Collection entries

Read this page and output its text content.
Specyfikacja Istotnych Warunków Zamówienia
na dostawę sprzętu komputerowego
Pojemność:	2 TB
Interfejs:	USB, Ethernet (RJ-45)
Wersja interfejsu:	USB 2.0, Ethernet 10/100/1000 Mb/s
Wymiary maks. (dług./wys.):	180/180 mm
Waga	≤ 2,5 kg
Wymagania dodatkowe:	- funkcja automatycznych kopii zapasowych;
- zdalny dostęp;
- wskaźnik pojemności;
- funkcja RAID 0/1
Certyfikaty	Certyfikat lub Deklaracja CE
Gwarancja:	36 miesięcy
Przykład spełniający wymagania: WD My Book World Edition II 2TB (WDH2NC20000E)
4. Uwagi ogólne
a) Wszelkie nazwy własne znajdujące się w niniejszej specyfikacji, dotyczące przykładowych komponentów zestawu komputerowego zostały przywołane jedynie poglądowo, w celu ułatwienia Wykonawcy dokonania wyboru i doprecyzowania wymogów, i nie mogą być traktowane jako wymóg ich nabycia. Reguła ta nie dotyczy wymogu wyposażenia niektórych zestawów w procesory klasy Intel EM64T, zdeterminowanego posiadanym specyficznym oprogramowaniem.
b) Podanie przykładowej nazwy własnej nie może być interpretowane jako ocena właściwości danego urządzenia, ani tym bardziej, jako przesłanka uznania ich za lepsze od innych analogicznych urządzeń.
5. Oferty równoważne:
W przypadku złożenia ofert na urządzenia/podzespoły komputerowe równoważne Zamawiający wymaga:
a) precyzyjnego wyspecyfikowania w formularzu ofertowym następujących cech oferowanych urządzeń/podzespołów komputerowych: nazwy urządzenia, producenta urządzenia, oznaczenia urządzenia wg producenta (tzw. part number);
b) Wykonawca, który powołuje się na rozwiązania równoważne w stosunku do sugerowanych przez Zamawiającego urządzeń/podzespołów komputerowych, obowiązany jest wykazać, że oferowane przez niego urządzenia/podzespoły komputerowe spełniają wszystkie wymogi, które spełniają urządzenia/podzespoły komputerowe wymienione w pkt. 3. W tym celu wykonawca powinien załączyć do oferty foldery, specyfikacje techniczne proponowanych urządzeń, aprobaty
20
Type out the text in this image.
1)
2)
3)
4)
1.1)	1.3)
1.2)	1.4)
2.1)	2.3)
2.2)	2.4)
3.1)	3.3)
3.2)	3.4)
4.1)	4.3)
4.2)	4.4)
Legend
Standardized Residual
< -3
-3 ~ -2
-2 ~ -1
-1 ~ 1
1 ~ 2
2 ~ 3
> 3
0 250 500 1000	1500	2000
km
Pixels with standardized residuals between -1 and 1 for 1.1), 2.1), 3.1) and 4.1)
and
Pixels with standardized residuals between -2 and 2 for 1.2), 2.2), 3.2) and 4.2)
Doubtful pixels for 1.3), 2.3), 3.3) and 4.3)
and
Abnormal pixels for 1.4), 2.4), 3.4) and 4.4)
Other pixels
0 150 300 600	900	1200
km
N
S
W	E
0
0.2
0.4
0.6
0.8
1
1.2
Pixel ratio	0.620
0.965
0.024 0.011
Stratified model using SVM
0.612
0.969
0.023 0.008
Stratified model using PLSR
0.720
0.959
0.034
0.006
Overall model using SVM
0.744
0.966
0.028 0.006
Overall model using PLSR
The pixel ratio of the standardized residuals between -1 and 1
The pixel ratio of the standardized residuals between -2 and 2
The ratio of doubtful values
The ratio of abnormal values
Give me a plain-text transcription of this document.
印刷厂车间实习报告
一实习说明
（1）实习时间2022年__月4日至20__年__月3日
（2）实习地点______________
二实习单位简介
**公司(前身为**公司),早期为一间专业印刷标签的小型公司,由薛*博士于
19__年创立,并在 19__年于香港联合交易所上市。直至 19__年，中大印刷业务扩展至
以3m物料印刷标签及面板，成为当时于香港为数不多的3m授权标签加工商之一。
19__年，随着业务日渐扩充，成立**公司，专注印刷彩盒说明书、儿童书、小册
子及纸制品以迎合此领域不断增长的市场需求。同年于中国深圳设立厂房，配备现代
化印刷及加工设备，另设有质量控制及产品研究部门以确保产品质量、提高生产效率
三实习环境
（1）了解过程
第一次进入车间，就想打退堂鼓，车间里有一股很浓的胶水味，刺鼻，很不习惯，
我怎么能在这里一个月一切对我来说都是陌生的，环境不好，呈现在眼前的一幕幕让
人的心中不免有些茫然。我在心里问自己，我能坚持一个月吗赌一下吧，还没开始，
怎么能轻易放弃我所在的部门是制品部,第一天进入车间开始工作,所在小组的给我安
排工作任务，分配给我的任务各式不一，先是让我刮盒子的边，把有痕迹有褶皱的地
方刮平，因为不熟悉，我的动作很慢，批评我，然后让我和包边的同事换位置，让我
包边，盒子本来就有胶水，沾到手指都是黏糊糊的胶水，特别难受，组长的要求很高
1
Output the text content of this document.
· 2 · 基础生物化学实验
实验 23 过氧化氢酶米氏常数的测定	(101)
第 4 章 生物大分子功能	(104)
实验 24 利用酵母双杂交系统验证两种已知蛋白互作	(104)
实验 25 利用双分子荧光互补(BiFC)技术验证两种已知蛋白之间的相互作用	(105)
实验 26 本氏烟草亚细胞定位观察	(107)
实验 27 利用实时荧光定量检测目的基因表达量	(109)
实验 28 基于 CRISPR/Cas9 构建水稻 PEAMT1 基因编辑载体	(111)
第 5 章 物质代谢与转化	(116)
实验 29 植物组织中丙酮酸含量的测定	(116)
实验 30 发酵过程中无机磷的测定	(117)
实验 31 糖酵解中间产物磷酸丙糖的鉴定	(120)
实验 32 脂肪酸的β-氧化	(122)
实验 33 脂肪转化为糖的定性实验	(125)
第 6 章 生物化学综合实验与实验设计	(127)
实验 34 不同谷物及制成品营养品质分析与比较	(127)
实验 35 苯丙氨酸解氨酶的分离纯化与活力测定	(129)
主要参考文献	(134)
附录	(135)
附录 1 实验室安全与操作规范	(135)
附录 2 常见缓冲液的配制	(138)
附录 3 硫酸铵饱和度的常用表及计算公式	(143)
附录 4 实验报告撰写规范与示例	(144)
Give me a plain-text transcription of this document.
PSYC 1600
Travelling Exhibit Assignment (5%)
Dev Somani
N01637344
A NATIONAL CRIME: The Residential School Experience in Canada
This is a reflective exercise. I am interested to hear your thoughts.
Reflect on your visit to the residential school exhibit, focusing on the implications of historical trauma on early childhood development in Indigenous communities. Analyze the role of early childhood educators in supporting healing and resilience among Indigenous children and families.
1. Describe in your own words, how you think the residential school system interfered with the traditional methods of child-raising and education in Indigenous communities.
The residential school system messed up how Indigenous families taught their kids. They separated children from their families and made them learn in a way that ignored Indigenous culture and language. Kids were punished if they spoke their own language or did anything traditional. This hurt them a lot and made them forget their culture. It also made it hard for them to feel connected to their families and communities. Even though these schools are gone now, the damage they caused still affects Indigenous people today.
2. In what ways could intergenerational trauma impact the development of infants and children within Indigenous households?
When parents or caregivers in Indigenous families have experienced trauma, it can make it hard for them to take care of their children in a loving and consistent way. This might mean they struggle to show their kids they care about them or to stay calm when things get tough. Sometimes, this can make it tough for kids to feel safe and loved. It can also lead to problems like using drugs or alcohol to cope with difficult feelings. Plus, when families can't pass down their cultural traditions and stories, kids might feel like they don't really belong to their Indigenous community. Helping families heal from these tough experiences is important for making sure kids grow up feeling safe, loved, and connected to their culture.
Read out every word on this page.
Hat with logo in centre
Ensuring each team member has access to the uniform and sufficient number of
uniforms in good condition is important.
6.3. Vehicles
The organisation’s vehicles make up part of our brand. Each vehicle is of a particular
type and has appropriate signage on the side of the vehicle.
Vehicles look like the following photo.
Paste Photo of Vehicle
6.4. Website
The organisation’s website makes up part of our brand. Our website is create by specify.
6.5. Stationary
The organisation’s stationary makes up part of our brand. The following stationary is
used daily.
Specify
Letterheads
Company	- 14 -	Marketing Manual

**Goal of the exercise:** From the entries above, copy every line that holds the word "Read".

**Expected output:**
Read this page and output its text content.
Read out every word on this page.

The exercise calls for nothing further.